---------- Task inputs

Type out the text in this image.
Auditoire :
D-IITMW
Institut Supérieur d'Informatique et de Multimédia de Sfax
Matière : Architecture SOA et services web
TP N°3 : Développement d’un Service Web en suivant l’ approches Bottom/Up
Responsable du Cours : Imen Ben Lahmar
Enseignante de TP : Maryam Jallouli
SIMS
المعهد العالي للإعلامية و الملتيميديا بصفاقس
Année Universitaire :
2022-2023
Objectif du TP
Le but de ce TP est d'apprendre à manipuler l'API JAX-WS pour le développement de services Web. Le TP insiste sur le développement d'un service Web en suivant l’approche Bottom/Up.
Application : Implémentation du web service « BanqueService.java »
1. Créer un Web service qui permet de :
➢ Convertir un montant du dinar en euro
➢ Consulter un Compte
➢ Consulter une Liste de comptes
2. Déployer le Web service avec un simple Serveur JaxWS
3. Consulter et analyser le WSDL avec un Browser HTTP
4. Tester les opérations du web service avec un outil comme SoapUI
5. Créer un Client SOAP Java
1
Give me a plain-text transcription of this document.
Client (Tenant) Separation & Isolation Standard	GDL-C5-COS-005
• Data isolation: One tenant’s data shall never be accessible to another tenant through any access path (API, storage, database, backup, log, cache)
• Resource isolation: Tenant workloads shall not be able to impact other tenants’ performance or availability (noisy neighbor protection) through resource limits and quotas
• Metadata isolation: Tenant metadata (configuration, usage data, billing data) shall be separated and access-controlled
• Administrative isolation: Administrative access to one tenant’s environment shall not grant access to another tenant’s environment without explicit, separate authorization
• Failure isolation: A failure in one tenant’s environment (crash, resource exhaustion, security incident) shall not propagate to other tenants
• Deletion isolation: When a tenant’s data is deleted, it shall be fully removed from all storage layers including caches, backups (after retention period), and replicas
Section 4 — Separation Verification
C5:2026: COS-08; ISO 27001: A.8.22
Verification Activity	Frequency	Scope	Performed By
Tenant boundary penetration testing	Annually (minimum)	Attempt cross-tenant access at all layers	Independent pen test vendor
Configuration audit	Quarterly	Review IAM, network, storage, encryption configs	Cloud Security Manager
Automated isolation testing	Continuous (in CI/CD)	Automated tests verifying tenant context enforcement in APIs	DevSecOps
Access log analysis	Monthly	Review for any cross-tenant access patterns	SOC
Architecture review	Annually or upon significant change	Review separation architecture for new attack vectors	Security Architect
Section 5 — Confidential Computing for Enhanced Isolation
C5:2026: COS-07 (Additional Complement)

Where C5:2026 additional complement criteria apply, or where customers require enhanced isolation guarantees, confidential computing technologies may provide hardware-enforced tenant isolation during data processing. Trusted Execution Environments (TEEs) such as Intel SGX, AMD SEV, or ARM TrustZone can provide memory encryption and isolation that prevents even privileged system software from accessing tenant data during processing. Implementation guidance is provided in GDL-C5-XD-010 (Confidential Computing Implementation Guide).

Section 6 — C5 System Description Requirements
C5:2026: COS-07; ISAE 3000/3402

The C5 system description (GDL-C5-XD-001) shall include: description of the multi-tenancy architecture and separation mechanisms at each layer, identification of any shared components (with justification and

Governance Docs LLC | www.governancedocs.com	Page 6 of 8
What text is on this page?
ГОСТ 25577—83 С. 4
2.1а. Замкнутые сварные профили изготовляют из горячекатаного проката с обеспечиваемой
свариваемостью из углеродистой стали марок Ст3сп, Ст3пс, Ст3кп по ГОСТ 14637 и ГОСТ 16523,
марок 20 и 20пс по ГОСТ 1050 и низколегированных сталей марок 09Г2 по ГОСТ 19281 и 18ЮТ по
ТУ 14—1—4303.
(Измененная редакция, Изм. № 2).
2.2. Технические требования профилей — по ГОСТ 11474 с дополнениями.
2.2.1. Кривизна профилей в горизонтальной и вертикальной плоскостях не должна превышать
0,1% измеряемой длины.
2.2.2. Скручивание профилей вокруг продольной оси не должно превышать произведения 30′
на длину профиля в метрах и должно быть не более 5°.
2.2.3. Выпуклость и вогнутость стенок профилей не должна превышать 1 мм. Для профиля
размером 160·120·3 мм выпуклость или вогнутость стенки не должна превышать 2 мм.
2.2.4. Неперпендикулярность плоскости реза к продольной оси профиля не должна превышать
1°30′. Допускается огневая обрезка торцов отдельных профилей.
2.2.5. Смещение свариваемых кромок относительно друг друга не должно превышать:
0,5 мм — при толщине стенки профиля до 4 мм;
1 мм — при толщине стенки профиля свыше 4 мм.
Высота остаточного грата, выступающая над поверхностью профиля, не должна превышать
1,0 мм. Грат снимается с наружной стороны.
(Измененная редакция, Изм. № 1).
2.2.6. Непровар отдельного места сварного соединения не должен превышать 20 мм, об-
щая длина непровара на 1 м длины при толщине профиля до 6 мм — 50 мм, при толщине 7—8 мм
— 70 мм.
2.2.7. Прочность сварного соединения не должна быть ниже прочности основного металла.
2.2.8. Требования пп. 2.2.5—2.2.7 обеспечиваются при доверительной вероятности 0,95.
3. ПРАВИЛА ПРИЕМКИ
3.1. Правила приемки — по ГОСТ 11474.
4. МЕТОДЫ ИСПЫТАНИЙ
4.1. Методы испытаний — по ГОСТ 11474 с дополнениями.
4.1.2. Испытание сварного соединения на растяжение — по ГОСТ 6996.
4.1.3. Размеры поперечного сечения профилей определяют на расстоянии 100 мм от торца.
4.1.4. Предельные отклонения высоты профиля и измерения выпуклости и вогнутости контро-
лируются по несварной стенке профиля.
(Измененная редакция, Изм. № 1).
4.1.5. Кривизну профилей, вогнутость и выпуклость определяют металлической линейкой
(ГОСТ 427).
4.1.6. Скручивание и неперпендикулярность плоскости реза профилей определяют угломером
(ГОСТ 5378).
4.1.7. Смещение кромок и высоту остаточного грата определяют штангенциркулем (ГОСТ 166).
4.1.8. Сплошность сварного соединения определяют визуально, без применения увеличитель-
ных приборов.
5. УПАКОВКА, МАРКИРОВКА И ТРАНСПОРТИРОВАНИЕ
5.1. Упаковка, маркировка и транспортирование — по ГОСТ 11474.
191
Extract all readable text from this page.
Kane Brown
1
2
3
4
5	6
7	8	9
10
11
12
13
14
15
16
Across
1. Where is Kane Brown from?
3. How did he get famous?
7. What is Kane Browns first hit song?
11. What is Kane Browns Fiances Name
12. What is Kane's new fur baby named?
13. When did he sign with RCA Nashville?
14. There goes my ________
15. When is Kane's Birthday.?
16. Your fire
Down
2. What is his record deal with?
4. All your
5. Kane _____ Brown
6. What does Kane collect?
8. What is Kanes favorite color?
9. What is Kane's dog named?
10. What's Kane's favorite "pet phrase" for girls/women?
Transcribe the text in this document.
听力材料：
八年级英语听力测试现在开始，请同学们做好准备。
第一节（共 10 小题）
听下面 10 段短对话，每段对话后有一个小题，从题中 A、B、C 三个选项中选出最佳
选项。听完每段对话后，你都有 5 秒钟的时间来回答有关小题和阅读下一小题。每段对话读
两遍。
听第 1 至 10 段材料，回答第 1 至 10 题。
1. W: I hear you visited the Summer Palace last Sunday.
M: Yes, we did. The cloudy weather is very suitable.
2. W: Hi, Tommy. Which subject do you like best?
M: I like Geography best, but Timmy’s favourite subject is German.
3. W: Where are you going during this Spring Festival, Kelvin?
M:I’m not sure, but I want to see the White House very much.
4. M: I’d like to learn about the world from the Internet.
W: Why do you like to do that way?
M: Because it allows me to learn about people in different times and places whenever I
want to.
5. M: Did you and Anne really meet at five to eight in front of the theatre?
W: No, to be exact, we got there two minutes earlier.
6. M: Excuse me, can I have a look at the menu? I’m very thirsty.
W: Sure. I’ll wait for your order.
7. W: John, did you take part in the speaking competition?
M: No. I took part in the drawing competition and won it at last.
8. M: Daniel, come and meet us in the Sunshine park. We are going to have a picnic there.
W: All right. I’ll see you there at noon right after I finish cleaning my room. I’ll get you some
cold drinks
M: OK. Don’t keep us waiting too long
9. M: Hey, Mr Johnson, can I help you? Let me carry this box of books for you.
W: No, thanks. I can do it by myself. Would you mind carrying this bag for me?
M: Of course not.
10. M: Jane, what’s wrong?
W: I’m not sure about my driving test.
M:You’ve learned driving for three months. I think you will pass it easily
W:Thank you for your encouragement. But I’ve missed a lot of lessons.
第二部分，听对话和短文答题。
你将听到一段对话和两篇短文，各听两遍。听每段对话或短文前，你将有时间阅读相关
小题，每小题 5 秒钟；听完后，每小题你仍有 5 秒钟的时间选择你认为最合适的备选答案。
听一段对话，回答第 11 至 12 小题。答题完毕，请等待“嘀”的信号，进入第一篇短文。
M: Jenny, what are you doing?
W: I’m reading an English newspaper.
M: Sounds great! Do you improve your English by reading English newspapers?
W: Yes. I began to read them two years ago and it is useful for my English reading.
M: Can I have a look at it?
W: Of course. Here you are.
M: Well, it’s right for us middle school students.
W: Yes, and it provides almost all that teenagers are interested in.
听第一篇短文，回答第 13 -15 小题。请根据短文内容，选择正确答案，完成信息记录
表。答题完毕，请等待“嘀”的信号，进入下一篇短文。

--------------------

▶ [Task to carry out]: Work out the number of lines in this listing that include the word "Bottom". Reply with that number only.

▶ [The solution]: 2